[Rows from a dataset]

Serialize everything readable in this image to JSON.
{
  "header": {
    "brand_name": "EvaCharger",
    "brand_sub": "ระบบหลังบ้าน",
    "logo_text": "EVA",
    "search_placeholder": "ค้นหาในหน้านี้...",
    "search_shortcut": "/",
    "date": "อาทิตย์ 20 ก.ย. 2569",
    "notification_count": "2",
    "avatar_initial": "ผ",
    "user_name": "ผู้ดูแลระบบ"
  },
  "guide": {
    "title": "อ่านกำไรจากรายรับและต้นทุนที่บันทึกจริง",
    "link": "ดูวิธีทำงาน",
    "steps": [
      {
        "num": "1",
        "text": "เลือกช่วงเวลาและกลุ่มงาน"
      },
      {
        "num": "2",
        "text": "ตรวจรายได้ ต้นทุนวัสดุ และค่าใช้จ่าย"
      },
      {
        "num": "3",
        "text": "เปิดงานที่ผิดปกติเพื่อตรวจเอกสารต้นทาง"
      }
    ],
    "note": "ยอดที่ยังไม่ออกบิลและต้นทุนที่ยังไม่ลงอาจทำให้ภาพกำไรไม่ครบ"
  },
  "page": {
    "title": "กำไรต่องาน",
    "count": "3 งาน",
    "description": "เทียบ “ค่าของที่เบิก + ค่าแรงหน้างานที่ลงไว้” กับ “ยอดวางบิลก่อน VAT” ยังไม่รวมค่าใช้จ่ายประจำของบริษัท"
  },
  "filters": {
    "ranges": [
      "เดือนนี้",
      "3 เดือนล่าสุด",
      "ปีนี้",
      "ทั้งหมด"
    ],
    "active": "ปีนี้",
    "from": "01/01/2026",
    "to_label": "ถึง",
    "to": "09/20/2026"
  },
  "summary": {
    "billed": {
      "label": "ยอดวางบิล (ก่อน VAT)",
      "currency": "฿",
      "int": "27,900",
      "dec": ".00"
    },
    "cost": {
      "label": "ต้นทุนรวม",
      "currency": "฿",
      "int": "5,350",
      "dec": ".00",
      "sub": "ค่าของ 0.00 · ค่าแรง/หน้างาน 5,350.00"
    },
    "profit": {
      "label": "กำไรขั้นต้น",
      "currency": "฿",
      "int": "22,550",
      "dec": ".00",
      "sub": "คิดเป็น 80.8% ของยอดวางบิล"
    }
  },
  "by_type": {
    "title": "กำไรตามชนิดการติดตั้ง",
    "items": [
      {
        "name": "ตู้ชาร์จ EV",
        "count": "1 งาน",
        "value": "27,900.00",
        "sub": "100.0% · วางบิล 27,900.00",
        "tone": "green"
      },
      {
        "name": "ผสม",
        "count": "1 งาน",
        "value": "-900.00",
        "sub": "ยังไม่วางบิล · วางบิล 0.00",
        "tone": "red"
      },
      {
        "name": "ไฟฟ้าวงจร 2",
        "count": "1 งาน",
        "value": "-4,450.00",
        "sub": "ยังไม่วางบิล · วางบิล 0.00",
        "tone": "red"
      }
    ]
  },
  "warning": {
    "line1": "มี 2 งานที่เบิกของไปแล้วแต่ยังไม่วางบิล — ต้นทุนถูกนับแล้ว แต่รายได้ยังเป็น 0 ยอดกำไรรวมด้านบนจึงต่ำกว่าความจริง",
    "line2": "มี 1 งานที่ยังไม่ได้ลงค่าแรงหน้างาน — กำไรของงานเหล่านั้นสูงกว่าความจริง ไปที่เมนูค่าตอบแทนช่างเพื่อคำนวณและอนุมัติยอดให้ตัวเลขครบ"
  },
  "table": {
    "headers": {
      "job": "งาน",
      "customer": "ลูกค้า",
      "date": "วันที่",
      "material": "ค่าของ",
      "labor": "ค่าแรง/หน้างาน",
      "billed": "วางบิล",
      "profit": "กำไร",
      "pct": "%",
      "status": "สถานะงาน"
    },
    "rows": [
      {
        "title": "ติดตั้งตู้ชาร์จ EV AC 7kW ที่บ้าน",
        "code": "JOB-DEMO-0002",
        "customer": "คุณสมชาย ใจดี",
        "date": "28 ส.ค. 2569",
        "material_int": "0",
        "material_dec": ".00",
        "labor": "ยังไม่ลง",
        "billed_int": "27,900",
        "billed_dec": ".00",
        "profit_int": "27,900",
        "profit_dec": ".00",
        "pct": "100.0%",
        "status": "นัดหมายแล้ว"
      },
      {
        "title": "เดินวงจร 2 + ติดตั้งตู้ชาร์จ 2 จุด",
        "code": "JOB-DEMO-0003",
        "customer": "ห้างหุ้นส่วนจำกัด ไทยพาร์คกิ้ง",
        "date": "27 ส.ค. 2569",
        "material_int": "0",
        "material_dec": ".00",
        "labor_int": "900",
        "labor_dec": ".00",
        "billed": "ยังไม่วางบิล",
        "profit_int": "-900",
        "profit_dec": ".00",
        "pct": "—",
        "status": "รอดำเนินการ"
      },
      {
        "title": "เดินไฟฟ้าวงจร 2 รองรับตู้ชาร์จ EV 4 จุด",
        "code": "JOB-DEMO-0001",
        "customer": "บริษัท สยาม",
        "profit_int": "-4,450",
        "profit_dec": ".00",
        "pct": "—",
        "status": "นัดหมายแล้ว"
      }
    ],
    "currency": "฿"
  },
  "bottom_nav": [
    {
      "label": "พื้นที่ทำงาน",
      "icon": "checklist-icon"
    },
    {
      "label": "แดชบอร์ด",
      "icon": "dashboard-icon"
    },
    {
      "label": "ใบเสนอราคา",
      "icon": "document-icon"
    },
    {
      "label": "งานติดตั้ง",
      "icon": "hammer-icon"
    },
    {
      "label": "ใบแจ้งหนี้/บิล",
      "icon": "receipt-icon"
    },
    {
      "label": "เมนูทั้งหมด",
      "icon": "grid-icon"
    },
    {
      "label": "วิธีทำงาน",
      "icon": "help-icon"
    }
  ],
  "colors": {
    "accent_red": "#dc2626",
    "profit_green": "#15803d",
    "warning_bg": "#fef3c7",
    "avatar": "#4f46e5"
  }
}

## Work to do
Set down every line of the listing above again, exactly as given.

## Result
Serialize everything readable in this image to JSON.
{
  "header": {
    "brand_name": "EvaCharger",
    "brand_sub": "ระบบหลังบ้าน",
    "logo_text": "EVA",
    "search_placeholder": "ค้นหาในหน้านี้...",
    "search_shortcut": "/",
    "date": "อาทิตย์ 20 ก.ย. 2569",
    "notification_count": "2",
    "avatar_initial": "ผ",
    "user_name": "ผู้ดูแลระบบ"
  },
  "guide": {
    "title": "อ่านกำไรจากรายรับและต้นทุนที่บันทึกจริง",
    "link": "ดูวิธีทำงาน",
    "steps": [
      {
        "num": "1",
        "text": "เลือกช่วงเวลาและกลุ่มงาน"
      },
      {
        "num": "2",
        "text": "ตรวจรายได้ ต้นทุนวัสดุ และค่าใช้จ่าย"
      },
      {
        "num": "3",
        "text": "เปิดงานที่ผิดปกติเพื่อตรวจเอกสารต้นทาง"
      }
    ],
    "note": "ยอดที่ยังไม่ออกบิลและต้นทุนที่ยังไม่ลงอาจทำให้ภาพกำไรไม่ครบ"
  },
  "page": {
    "title": "กำไรต่องาน",
    "count": "3 งาน",
    "description": "เทียบ “ค่าของที่เบิก + ค่าแรงหน้างานที่ลงไว้” กับ “ยอดวางบิลก่อน VAT” ยังไม่รวมค่าใช้จ่ายประจำของบริษัท"
  },
  "filters": {
    "ranges": [
      "เดือนนี้",
      "3 เดือนล่าสุด",
      "ปีนี้",
      "ทั้งหมด"
    ],
    "active": "ปีนี้",
    "from": "01/01/2026",
    "to_label": "ถึง",
    "to": "09/20/2026"
  },
  "summary": {
    "billed": {
      "label": "ยอดวางบิล (ก่อน VAT)",
      "currency": "฿",
      "int": "27,900",
      "dec": ".00"
    },
    "cost": {
      "label": "ต้นทุนรวม",
      "currency": "฿",
      "int": "5,350",
      "dec": ".00",
      "sub": "ค่าของ 0.00 · ค่าแรง/หน้างาน 5,350.00"
    },
    "profit": {
      "label": "กำไรขั้นต้น",
      "currency": "฿",
      "int": "22,550",
      "dec": ".00",
      "sub": "คิดเป็น 80.8% ของยอดวางบิล"
    }
  },
  "by_type": {
    "title": "กำไรตามชนิดการติดตั้ง",
    "items": [
      {
        "name": "ตู้ชาร์จ EV",
        "count": "1 งาน",
        "value": "27,900.00",
        "sub": "100.0% · วางบิล 27,900.00",
        "tone": "green"
      },
      {
        "name": "ผสม",
        "count": "1 งาน",
        "value": "-900.00",
        "sub": "ยังไม่วางบิล · วางบิล 0.00",
        "tone": "red"
      },
      {
        "name": "ไฟฟ้าวงจร 2",
        "count": "1 งาน",
        "value": "-4,450.00",
        "sub": "ยังไม่วางบิล · วางบิล 0.00",
        "tone": "red"
      }
    ]
  },
  "warning": {
    "line1": "มี 2 งานที่เบิกของไปแล้วแต่ยังไม่วางบิล — ต้นทุนถูกนับแล้ว แต่รายได้ยังเป็น 0 ยอดกำไรรวมด้านบนจึงต่ำกว่าความจริง",
    "line2": "มี 1 งานที่ยังไม่ได้ลงค่าแรงหน้างาน — กำไรของงานเหล่านั้นสูงกว่าความจริง ไปที่เมนูค่าตอบแทนช่างเพื่อคำนวณและอนุมัติยอดให้ตัวเลขครบ"
  },
  "table": {
    "headers": {
      "job": "งาน",
      "customer": "ลูกค้า",
      "date": "วันที่",
      "material": "ค่าของ",
      "labor": "ค่าแรง/หน้างาน",
      "billed": "วางบิล",
      "profit": "กำไร",
      "pct": "%",
      "status": "สถานะงาน"
    },
    "rows": [
      {
        "title": "ติดตั้งตู้ชาร์จ EV AC 7kW ที่บ้าน",
        "code": "JOB-DEMO-0002",
        "customer": "คุณสมชาย ใจดี",
        "date": "28 ส.ค. 2569",
        "material_int": "0",
        "material_dec": ".00",
        "labor": "ยังไม่ลง",
        "billed_int": "27,900",
        "billed_dec": ".00",
        "profit_int": "27,900",
        "profit_dec": ".00",
        "pct": "100.0%",
        "status": "นัดหมายแล้ว"
      },
      {
        "title": "เดินวงจร 2 + ติดตั้งตู้ชาร์จ 2 จุด",
        "code": "JOB-DEMO-0003",
        "customer": "ห้างหุ้นส่วนจำกัด ไทยพาร์คกิ้ง",
        "date": "27 ส.ค. 2569",
        "material_int": "0",
        "material_dec": ".00",
        "labor_int": "900",
        "labor_dec": ".00",
        "billed": "ยังไม่วางบิล",
        "profit_int": "-900",
        "profit_dec": ".00",
        "pct": "—",
        "status": "รอดำเนินการ"
      },
      {
        "title": "เดินไฟฟ้าวงจร 2 รองรับตู้ชาร์จ EV 4 จุด",
        "code": "JOB-DEMO-0001",
        "customer": "บริษัท สยาม",
        "profit_int": "-4,450",
        "profit_dec": ".00",
        "pct": "—",
        "status": "นัดหมายแล้ว"
      }
    ],
    "currency": "฿"
  },
  "bottom_nav": [
    {
      "label": "พื้นที่ทำงาน",
      "icon": "checklist-icon"
    },
    {
      "label": "แดชบอร์ด",
      "icon": "dashboard-icon"
    },
    {
      "label": "ใบเสนอราคา",
      "icon": "document-icon"
    },
    {
      "label": "งานติดตั้ง",
      "icon": "hammer-icon"
    },
    {
      "label": "ใบแจ้งหนี้/บิล",
      "icon": "receipt-icon"
    },
    {
      "label": "เมนูทั้งหมด",
      "icon": "grid-icon"
    },
    {
      "label": "วิธีทำงาน",
      "icon": "help-icon"
    }
  ],
  "colors": {
    "accent_red": "#dc2626",
    "profit_green": "#15803d",
    "warning_bg": "#fef3c7",
    "avatar": "#4f46e5"
  }
}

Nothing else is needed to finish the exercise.